- [What you are asked to do] Pictures in the records should not be copied, but every other part must be repeated exactly.

---+---

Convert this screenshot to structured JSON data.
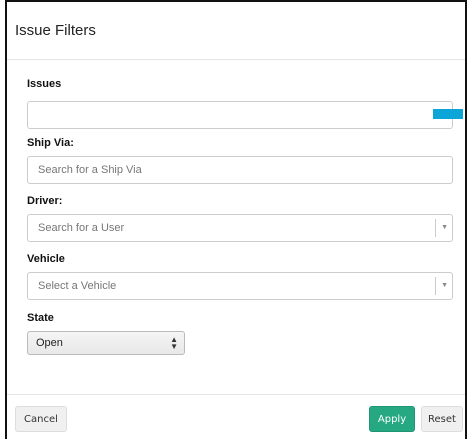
{
  "dialog": {
    "title": "Issue Filters"
  },
  "fields": {
    "issues": {
      "label": "Issues",
      "value": ""
    },
    "ship_via": {
      "label": "Ship Via:",
      "placeholder": "Search for a Ship Via"
    },
    "driver": {
      "label": "Driver:",
      "placeholder": "Search for a User"
    },
    "vehicle": {
      "label": "Vehicle",
      "placeholder": "Select a Vehicle"
    },
    "state": {
      "label": "State",
      "selected": "Open"
    }
  },
  "footer": {
    "cancel_label": "Cancel",
    "apply_label": "Apply",
    "reset_label": "Reset"
  },
  "colors": {
    "apply_button": "#26a883",
    "marker": "#0ba5d8"
  }
}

---+---

- [Answer to the task]
Convert this screenshot to structured JSON data.
{
  "dialog": {
    "title": "Issue Filters"
  },
  "fields": {
    "issues": {
      "label": "Issues",
      "value": ""
    },
    "ship_via": {
      "label": "Ship Via:",
      "placeholder": "Search for a Ship Via"
    },
    "driver": {
      "label": "Driver:",
      "placeholder": "Search for a User"
    },
    "vehicle": {
      "label": "Vehicle",
      "placeholder": "Select a Vehicle"
    },
    "state": {
      "label": "State",
      "selected": "Open"
    }
  },
  "footer": {
    "cancel_label": "Cancel",
    "apply_label": "Apply",
    "reset_label": "Reset"
  },
  "colors": {
    "apply_button": "#26a883",
    "marker": "#0ba5d8"
  }
}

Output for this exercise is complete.